__PROVIDED DATA__.
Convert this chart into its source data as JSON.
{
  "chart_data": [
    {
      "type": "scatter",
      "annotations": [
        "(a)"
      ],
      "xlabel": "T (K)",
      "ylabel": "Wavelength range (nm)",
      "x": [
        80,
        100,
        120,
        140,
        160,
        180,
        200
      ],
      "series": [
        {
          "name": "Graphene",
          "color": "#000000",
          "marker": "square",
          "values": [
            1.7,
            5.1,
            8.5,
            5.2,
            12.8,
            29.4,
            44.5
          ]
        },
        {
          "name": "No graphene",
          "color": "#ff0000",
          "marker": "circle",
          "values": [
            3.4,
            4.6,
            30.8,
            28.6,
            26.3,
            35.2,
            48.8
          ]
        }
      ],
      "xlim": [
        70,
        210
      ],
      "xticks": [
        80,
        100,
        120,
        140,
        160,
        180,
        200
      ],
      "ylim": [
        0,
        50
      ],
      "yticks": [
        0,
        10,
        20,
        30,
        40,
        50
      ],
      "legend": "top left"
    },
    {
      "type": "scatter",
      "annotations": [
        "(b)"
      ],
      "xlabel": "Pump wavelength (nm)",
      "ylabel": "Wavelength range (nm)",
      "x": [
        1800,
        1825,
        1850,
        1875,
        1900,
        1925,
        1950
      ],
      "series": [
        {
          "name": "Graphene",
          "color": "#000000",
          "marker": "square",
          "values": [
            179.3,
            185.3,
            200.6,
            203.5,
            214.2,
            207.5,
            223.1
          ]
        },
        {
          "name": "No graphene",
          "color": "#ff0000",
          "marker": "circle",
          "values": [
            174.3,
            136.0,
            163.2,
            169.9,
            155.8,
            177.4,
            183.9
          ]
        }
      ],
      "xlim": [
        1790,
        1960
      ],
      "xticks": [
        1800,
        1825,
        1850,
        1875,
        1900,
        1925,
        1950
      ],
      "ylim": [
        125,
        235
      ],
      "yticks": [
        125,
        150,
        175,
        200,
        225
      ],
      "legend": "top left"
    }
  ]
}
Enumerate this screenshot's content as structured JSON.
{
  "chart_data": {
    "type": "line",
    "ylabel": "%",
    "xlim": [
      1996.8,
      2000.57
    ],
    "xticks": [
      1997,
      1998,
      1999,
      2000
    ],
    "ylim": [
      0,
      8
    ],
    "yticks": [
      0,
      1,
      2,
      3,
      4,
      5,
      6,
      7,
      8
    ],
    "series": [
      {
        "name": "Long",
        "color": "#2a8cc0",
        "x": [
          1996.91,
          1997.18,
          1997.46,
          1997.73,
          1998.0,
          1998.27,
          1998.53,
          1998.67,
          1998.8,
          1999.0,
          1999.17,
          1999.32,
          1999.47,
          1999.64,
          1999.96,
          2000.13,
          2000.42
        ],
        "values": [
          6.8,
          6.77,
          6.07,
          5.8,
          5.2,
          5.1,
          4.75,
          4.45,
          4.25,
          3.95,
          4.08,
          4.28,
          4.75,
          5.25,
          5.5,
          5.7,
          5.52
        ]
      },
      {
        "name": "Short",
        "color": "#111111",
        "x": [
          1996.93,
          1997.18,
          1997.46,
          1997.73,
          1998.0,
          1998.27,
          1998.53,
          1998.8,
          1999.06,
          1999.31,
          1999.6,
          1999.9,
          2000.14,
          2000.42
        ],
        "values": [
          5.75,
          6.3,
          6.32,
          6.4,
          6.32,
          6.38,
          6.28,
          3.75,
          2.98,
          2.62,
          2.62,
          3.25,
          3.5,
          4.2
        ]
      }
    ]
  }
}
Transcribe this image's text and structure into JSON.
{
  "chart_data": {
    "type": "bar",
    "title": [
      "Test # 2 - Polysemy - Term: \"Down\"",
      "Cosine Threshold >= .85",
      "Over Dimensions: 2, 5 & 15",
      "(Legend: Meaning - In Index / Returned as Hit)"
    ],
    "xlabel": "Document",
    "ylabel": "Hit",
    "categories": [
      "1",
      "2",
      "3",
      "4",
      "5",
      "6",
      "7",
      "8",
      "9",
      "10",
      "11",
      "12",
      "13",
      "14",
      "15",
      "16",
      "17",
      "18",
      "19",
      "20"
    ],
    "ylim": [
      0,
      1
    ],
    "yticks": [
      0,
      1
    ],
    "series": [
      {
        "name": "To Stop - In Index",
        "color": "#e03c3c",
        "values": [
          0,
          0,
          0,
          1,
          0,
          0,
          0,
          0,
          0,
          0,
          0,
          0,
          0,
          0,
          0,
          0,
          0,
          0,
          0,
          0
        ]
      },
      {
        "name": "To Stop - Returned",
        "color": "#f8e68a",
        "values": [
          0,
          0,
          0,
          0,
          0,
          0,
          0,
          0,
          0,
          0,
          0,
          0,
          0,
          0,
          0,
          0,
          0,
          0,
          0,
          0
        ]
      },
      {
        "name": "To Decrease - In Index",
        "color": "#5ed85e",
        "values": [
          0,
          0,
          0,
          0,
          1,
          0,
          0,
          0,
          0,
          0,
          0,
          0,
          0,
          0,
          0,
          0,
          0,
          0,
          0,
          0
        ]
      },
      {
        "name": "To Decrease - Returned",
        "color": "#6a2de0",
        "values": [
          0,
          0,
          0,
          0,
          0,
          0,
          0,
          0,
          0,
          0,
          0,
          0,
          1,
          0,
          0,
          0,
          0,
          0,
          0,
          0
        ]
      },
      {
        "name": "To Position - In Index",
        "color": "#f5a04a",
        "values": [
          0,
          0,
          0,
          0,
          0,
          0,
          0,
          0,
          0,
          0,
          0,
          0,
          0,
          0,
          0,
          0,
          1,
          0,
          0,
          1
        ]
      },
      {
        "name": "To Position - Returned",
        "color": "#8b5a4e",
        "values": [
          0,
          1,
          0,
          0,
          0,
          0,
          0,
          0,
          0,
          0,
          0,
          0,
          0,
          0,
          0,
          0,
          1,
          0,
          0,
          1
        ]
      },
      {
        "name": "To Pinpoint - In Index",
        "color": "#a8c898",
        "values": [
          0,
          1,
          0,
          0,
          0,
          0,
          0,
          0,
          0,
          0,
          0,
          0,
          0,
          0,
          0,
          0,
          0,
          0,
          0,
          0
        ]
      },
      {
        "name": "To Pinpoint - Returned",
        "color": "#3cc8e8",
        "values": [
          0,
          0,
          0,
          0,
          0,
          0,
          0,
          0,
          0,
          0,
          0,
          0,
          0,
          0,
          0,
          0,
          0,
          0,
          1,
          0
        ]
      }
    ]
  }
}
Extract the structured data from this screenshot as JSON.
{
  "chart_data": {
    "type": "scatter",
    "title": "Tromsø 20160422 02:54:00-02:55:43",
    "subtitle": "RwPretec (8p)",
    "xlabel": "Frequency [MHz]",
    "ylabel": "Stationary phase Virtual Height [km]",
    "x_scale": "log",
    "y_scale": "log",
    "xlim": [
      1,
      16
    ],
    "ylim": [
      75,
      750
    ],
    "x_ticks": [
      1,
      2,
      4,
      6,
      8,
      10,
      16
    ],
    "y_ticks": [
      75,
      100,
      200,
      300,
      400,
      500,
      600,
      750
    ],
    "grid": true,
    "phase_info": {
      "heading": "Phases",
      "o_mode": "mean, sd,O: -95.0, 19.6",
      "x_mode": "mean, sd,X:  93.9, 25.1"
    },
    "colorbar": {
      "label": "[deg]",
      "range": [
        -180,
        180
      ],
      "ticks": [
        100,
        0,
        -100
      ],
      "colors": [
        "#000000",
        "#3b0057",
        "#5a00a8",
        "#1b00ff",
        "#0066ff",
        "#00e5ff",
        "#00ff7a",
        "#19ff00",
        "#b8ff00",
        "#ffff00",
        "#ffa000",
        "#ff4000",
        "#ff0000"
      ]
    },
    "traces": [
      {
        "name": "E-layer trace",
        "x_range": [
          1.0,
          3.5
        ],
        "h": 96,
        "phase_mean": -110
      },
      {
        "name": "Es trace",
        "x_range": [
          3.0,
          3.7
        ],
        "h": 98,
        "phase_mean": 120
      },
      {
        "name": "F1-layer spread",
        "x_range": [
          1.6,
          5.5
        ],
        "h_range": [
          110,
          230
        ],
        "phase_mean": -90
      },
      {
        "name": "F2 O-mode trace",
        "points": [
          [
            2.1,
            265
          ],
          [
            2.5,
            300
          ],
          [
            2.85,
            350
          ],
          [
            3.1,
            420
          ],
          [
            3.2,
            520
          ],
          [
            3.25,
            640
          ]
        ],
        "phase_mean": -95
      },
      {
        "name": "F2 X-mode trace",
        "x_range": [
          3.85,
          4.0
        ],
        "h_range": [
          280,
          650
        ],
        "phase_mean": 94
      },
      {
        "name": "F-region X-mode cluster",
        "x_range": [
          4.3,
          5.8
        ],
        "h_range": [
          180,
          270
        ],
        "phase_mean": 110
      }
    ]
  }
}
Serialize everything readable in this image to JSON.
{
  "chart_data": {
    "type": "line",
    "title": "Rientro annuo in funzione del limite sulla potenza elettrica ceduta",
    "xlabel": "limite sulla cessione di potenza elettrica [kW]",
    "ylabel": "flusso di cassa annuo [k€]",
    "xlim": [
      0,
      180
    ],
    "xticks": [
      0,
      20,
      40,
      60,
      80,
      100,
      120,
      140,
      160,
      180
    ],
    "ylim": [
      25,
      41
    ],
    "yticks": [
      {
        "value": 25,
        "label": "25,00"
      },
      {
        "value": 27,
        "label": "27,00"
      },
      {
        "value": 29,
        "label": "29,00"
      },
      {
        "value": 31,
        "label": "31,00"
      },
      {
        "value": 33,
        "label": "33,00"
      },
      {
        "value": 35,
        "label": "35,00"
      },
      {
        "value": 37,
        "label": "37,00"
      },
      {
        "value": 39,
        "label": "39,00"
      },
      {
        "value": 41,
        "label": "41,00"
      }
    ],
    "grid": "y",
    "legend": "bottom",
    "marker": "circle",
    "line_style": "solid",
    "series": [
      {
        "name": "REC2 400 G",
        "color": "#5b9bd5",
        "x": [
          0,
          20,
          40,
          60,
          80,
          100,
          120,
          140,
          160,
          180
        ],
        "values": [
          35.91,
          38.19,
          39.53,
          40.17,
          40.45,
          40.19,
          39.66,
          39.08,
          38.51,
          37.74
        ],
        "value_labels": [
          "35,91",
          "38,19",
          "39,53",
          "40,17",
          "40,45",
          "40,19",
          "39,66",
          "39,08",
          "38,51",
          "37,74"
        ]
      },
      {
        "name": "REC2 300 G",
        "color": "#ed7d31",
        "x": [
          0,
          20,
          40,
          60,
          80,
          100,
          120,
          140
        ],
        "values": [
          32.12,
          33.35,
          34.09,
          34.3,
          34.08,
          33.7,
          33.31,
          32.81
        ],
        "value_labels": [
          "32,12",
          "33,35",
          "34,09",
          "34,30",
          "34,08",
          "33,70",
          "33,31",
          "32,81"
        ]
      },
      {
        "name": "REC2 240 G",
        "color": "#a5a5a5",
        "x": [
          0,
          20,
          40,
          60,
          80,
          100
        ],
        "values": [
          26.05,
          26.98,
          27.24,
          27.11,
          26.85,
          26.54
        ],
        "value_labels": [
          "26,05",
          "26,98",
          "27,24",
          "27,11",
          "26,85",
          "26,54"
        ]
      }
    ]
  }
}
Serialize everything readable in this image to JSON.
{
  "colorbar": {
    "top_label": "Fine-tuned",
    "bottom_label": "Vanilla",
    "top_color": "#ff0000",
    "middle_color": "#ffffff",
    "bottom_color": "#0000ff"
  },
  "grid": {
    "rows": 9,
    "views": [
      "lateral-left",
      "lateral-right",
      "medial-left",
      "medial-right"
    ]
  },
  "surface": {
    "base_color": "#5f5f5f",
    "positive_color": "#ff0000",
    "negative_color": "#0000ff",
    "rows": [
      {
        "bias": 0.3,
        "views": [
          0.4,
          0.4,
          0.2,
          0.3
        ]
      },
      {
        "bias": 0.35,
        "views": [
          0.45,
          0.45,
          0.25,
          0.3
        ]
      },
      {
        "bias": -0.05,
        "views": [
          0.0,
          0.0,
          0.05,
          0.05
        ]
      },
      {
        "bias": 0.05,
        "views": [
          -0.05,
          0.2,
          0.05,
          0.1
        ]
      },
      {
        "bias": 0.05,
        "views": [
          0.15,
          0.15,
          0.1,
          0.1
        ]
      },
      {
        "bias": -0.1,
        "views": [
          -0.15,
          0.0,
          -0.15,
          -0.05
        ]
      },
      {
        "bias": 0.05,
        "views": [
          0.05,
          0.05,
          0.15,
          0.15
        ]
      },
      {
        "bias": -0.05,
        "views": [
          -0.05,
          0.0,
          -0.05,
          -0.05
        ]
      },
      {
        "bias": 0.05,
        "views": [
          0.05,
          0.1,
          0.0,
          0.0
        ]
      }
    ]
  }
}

__GIVEN INSTRUCTION__.
How many of the lines above contain the string "this"? Give the number only.

__FULL ANSWER__.
6